Raw records ->
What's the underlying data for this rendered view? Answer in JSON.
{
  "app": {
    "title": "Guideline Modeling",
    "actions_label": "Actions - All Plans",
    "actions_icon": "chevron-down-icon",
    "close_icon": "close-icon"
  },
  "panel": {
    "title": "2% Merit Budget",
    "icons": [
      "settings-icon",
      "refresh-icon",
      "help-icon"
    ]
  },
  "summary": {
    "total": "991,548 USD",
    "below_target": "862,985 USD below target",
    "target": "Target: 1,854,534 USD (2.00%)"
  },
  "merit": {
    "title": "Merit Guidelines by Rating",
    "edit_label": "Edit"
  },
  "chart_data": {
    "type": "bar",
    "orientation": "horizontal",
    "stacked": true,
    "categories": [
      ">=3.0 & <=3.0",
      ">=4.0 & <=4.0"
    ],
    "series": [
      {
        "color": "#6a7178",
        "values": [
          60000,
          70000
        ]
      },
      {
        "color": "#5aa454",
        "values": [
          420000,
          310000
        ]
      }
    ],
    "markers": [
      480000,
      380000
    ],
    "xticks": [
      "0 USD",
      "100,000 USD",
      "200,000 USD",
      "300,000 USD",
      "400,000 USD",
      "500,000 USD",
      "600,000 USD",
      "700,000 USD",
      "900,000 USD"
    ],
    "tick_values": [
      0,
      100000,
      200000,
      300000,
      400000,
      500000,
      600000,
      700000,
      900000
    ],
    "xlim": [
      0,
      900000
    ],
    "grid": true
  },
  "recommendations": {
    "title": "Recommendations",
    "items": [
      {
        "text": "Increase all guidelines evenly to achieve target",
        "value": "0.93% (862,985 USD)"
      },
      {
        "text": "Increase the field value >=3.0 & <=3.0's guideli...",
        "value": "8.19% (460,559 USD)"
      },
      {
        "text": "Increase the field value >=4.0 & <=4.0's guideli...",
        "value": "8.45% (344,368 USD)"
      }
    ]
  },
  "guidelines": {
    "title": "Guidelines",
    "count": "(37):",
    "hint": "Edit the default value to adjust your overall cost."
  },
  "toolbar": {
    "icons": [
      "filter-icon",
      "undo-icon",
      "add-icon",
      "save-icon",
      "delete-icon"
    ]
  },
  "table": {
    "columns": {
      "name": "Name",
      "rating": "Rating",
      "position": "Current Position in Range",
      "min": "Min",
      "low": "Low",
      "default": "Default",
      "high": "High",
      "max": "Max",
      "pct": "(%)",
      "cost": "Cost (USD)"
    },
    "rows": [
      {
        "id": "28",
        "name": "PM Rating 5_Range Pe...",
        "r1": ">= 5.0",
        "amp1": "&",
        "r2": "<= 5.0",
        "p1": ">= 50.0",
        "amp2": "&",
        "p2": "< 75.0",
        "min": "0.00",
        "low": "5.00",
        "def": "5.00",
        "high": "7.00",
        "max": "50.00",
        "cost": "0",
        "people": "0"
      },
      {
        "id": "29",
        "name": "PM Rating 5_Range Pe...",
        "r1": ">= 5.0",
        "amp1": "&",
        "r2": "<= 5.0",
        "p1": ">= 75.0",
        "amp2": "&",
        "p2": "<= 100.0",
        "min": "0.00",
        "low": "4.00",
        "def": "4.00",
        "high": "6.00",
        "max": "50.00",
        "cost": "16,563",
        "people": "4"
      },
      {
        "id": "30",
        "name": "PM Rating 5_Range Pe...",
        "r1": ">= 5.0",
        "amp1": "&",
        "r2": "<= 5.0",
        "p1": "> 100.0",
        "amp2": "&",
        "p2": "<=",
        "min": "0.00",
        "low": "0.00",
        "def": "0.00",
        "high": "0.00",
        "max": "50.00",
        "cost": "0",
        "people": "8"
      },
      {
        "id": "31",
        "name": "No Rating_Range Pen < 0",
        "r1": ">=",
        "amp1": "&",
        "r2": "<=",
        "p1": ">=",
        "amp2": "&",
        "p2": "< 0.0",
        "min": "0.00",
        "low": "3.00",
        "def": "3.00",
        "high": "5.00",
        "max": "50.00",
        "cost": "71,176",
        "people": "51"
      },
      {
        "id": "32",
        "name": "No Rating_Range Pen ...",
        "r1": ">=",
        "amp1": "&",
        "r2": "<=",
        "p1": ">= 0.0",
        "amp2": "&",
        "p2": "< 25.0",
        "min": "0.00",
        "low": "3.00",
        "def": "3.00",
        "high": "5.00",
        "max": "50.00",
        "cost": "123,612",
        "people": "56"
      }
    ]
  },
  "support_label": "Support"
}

What is expected -> Check each line above for the word "people" and give the number of lines that have it, nothing else.

Result of the task -> 5